* Dataset items
____

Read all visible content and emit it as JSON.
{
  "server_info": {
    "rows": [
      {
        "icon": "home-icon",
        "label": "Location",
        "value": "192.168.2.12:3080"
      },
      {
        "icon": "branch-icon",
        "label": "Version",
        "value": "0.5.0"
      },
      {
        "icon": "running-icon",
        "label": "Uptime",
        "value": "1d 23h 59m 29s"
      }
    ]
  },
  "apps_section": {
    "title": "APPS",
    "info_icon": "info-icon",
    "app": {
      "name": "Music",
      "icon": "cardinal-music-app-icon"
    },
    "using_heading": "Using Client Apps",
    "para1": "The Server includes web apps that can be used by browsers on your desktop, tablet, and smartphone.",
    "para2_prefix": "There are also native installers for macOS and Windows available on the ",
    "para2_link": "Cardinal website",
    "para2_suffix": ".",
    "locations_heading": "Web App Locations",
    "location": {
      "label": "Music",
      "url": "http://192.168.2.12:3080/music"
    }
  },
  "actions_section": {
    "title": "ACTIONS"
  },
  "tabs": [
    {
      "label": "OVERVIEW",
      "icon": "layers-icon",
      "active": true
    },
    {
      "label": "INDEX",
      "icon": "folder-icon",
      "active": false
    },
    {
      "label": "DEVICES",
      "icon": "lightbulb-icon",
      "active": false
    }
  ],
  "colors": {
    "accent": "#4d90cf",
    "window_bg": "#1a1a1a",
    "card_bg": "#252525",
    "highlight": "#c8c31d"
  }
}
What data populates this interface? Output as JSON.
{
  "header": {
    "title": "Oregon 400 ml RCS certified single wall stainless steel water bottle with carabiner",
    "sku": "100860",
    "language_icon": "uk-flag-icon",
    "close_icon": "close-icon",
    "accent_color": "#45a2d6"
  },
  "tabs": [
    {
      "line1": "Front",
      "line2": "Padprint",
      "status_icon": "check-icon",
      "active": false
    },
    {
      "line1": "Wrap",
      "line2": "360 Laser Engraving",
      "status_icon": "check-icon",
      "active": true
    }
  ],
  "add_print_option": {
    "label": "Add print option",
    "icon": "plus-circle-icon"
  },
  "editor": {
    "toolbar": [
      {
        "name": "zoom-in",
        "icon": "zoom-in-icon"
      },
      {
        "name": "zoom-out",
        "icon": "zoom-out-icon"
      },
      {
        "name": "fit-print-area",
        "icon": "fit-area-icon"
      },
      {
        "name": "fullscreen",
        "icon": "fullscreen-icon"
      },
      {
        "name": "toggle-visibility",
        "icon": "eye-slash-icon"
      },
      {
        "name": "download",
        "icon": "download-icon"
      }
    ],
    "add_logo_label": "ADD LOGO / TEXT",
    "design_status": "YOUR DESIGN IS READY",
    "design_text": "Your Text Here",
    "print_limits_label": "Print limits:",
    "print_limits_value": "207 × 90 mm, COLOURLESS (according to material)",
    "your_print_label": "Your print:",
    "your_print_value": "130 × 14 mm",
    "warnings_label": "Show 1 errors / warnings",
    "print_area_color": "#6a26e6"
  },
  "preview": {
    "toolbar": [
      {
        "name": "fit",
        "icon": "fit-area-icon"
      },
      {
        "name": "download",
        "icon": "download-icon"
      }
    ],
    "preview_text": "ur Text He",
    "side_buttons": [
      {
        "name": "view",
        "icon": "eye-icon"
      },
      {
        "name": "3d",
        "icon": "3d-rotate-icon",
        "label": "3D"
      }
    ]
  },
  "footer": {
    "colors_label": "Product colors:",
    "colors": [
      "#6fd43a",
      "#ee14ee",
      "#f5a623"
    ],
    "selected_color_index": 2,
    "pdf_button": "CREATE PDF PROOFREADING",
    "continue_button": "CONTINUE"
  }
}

____

* Work to do
Pull out every line holding "title" from the records above, and copy it.

* Final result
    "title": "APPS",
    "title": "ACTIONS"
    "title": "Oregon 400 ml RCS certified single wall stainless steel water bottle with carabiner",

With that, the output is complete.